Assigned task —
Using the document segment below, answer each question, marking each answer with the matching letter.
(a) Under which section of the Local Government Act 2003 is the grant-making power given by regulation 10?
(b) From what date is this grant power exercisable only by the mayor?
(c) Which regulation allows joint arrangements with the authority, constituent councils and other local authorities?

Document segment —
□ □ □ □ □ □ □

The same logic is applied to funding. Regulation 10 gives the Combined County Authority the section 31 grant-making power in the Local Government Act 2003, exercisable concurrently with a Minister of the Crown, in relation to the area. Where the authority decides grants for a constituent council's highway functions, it must consider whether that council will have sufficient funds for effective delivery and must take account of other funding sources already available. From 8 May 2028, regulation 11 makes this grant power, so far as conferred by regulation 10, exercisable only by the mayor. Members and officers may assist, and the mayor may use the authority's general power under section 49 of the 2023 Act when exercising those functions. Regulation 12 also allows joint arrangements with the authority, constituent councils and other local authorities. In administrative terms, the Regulations place transport planning and related grant decisions in one elected office while preserving formal routes for joint working.

□ □ □ □ □ □ □

Listed records —
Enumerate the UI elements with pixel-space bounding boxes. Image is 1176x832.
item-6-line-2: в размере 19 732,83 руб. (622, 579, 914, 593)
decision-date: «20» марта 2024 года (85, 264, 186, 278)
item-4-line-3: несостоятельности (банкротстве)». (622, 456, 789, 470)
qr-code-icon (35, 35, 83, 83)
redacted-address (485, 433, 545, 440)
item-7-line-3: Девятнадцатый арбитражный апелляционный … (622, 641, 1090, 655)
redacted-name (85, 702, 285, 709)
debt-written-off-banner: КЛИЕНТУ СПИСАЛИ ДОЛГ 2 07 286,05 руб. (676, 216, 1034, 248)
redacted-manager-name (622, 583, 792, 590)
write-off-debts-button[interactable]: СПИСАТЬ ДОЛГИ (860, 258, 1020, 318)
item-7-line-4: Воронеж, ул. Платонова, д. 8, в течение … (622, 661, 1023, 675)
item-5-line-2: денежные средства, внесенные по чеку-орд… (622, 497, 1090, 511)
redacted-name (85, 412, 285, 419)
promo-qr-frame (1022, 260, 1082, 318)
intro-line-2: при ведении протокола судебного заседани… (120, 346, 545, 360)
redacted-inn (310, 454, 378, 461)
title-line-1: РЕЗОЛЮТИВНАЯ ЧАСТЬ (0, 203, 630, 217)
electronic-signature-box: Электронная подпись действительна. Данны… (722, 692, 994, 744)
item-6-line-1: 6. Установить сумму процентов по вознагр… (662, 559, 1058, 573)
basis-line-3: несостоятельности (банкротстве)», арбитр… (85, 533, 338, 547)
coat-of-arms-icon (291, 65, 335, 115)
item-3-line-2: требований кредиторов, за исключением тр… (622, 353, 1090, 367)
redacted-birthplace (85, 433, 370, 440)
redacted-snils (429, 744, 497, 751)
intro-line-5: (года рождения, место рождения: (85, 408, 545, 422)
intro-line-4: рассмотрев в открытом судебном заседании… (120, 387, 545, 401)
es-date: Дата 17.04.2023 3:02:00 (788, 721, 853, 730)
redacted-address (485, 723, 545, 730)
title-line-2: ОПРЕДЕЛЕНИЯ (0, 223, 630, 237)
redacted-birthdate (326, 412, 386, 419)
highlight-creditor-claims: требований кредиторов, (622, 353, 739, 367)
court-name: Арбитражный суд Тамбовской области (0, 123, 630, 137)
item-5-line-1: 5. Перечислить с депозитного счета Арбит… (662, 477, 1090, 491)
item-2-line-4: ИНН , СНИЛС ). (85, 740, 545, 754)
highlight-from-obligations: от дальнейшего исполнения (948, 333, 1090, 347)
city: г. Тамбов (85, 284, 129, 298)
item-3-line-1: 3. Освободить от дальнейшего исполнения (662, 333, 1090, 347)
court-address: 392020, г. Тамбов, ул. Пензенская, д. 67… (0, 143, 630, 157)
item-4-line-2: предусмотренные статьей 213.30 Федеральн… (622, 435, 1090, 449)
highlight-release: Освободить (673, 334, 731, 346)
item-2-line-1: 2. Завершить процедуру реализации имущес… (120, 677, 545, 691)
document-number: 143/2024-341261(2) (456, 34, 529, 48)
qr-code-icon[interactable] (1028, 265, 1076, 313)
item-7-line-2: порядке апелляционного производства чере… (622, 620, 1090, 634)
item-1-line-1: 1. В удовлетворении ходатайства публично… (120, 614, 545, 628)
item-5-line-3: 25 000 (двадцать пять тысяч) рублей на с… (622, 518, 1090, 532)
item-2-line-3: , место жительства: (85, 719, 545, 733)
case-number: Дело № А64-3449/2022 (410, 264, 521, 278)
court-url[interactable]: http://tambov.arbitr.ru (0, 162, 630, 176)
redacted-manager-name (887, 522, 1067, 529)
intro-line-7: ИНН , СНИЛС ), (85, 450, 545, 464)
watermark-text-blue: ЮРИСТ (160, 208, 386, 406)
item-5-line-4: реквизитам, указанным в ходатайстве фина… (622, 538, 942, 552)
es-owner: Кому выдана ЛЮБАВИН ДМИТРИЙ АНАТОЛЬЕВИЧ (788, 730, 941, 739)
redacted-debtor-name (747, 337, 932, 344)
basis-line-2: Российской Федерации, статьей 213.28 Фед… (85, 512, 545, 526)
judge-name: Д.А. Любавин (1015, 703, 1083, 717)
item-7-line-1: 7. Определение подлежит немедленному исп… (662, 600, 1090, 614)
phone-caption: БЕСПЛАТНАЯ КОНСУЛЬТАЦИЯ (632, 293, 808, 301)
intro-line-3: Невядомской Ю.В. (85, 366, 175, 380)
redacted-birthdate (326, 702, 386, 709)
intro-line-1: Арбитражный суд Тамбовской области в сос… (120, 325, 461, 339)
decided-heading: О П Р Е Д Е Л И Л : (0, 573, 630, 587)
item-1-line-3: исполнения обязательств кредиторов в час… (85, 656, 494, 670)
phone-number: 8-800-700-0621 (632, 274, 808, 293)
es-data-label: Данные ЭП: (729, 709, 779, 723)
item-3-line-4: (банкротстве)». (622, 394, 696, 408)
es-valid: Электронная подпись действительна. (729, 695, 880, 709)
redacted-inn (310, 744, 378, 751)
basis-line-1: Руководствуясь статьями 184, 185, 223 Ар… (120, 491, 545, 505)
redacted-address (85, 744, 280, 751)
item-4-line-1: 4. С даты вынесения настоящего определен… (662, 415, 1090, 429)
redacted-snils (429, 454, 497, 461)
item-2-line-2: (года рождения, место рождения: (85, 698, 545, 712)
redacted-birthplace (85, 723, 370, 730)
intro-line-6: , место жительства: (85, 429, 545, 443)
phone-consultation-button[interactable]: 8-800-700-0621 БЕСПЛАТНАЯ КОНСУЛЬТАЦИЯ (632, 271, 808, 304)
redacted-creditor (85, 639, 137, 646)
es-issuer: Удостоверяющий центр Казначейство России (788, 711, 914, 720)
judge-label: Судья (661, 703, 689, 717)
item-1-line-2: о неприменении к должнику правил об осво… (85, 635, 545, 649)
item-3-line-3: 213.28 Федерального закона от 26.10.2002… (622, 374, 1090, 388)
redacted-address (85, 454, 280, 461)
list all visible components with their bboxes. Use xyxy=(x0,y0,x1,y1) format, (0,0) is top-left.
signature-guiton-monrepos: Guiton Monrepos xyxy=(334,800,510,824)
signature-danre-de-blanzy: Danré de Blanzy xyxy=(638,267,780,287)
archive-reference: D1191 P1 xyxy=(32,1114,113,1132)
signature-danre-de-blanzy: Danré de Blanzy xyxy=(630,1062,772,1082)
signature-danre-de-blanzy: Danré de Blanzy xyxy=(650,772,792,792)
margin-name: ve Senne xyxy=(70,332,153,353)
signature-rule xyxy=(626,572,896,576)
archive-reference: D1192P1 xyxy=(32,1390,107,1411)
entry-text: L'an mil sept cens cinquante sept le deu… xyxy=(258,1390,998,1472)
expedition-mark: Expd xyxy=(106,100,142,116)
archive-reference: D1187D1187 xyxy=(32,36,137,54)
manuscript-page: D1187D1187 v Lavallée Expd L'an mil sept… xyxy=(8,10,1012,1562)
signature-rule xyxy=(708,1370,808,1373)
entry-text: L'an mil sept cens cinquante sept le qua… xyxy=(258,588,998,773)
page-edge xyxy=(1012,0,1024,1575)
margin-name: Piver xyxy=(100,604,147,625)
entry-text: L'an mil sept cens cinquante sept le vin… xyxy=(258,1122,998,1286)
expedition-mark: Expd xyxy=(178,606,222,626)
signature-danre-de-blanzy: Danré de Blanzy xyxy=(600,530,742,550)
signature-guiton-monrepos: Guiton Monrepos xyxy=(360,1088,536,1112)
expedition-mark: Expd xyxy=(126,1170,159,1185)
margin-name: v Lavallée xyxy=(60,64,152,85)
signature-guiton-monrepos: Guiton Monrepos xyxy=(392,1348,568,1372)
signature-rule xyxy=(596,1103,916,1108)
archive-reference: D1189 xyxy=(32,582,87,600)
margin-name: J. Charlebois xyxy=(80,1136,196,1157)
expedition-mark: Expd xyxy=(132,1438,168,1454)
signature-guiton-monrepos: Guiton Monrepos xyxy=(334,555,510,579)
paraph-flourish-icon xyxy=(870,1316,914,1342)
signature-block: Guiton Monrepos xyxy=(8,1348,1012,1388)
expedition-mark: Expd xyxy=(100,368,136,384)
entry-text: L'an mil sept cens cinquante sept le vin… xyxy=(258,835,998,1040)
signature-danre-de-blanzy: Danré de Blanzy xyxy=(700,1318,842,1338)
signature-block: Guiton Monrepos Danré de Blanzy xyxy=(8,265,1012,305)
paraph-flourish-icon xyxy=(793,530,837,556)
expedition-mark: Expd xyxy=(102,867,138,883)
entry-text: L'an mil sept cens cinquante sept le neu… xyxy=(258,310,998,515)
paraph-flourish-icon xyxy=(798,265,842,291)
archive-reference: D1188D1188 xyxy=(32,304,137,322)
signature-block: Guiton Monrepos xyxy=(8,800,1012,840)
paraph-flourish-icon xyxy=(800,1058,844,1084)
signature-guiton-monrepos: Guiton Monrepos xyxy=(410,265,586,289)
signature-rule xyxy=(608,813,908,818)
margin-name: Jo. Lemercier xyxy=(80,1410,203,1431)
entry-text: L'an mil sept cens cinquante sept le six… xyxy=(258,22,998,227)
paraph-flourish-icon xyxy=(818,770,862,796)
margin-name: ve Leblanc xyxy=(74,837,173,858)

□ □ □ □ □ □ □

Answer to the exercise —
(a) Section 31.
(b) 8 May 2028.
(c) Regulation 12.